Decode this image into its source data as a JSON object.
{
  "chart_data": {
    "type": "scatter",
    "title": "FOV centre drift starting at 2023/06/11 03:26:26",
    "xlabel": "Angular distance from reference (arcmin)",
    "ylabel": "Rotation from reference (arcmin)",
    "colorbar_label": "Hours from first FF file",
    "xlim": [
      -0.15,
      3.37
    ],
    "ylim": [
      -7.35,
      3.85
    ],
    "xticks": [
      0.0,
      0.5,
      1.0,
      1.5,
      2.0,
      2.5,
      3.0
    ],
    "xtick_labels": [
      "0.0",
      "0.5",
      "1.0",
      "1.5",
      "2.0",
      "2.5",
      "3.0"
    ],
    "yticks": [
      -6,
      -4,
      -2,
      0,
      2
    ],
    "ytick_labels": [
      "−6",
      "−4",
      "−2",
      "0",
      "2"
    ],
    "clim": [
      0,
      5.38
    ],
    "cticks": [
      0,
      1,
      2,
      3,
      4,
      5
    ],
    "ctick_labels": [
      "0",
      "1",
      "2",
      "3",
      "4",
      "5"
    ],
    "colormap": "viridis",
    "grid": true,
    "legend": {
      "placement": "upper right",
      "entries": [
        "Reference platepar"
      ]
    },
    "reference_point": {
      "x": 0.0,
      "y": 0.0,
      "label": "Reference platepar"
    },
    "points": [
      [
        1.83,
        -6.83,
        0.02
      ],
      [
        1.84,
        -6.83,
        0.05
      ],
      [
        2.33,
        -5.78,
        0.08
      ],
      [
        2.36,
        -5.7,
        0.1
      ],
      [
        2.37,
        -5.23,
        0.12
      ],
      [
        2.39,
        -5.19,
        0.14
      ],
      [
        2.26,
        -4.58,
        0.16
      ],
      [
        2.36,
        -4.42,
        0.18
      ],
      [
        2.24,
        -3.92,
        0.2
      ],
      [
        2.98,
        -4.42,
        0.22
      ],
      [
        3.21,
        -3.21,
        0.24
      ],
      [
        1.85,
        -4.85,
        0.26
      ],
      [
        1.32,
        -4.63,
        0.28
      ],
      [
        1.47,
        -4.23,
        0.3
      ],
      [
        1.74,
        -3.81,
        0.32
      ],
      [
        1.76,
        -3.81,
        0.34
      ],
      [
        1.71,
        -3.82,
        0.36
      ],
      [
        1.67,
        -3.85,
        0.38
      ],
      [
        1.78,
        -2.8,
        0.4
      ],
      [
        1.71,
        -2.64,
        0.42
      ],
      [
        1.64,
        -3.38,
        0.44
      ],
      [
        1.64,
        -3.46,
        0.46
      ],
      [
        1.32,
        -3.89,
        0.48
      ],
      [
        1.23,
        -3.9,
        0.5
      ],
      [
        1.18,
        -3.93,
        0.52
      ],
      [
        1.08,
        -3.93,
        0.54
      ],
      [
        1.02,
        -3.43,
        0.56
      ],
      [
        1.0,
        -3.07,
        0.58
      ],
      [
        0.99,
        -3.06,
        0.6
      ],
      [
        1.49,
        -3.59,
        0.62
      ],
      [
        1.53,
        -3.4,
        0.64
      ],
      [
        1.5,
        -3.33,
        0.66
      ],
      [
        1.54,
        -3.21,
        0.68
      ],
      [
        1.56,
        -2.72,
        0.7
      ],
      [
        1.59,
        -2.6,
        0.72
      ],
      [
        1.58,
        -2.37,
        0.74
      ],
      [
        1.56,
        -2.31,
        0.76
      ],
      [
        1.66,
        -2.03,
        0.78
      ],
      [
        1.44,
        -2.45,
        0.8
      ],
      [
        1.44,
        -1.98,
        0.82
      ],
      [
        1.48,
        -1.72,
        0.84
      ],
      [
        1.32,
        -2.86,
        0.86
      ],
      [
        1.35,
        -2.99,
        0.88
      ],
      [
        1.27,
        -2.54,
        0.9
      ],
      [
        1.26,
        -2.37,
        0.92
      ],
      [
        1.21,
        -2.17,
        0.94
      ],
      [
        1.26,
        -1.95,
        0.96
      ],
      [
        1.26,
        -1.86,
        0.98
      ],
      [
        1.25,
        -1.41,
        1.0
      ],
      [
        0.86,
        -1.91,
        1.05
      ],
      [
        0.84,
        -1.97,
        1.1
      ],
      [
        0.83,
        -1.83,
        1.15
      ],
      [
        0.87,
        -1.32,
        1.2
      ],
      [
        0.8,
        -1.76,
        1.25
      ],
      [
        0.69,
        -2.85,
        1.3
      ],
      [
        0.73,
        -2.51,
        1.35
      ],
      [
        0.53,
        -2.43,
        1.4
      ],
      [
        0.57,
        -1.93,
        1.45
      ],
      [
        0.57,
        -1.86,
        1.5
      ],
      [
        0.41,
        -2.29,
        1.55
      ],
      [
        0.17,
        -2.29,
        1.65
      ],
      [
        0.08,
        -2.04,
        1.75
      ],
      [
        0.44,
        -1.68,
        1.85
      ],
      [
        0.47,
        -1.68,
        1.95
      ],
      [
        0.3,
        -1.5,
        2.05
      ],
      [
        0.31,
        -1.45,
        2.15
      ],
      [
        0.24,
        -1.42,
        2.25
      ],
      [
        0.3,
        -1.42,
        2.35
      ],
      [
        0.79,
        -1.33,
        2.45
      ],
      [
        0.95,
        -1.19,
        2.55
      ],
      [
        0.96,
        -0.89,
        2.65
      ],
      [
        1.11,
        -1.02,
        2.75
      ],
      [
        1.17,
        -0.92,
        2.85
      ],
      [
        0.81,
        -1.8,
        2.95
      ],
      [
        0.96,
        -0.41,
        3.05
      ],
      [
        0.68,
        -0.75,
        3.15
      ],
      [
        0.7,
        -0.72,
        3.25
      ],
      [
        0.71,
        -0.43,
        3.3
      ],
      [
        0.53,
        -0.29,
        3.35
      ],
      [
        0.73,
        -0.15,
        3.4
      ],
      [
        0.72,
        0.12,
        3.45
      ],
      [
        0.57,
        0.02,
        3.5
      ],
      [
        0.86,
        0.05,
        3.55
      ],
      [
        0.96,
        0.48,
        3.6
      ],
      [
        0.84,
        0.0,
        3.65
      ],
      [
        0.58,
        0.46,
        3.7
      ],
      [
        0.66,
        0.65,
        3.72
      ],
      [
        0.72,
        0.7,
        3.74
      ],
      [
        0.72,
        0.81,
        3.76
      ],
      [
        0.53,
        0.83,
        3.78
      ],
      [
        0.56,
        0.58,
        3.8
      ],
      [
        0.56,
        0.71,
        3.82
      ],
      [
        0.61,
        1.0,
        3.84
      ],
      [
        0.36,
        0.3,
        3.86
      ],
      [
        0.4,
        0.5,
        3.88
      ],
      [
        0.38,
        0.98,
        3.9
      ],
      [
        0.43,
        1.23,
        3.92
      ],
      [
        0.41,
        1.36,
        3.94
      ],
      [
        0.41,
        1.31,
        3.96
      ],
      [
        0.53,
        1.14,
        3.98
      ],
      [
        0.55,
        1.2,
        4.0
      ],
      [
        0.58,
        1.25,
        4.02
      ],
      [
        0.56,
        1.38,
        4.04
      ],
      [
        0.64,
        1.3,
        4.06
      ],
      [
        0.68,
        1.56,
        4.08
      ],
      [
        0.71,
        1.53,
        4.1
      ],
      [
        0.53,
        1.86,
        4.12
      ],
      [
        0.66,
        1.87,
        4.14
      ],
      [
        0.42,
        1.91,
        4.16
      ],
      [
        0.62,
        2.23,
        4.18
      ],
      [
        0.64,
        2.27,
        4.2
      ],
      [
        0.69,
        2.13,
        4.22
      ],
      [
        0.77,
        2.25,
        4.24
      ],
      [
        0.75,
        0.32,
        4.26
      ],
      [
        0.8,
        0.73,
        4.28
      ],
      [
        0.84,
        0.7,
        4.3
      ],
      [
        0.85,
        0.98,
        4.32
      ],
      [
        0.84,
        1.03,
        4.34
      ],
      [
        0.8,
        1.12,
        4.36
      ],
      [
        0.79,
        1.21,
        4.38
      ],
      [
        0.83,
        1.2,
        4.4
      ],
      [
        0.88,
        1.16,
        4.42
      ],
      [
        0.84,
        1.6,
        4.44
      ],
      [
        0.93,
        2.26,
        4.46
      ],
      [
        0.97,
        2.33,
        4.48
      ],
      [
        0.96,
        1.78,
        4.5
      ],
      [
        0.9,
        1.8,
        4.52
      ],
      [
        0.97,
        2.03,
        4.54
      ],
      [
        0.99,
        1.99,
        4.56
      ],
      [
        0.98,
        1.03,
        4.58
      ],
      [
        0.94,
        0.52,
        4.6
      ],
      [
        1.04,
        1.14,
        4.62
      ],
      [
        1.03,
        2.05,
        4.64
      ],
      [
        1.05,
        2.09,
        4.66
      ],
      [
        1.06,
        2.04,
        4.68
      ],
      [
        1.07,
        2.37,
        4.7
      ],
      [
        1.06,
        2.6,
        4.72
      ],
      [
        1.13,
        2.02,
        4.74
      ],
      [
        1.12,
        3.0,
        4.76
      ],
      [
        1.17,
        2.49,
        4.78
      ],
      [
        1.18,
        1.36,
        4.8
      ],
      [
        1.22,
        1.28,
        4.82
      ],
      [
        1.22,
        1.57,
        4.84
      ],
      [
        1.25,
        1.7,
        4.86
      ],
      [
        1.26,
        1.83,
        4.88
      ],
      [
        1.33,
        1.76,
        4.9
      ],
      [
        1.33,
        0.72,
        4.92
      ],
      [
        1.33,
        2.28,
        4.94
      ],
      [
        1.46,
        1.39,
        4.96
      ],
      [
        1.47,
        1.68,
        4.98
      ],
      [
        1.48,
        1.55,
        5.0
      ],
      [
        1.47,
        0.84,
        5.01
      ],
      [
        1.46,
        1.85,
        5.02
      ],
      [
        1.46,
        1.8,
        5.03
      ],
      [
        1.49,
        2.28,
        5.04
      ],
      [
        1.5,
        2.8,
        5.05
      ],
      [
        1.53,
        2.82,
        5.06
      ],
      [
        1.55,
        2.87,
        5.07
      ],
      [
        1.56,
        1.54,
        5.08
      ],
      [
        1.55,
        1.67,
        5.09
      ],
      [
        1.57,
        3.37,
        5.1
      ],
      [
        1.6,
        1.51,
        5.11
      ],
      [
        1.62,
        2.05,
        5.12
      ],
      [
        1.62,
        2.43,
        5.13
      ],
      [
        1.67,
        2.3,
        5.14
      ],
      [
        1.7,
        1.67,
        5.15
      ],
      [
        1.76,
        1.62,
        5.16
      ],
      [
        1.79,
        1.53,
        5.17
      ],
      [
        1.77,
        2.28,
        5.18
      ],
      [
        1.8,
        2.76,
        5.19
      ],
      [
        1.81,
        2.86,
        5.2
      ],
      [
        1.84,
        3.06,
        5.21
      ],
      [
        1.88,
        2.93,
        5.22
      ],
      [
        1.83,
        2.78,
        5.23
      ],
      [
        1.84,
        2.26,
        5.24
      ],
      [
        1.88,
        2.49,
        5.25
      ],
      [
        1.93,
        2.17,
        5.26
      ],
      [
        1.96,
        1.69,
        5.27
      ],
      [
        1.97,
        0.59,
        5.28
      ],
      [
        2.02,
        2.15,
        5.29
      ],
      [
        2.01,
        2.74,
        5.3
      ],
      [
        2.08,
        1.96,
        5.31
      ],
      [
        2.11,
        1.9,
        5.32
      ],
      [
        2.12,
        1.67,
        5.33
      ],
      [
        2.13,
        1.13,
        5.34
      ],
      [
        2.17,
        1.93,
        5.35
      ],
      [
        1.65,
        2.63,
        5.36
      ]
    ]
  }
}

● ● ● ● ● ● ●

■ **Exercise prompt**
Filter the listing for the word "platepar" and copy every line that holds it.

■ **Solution for this problem**
        "Reference platepar"
      "label": "Reference platepar"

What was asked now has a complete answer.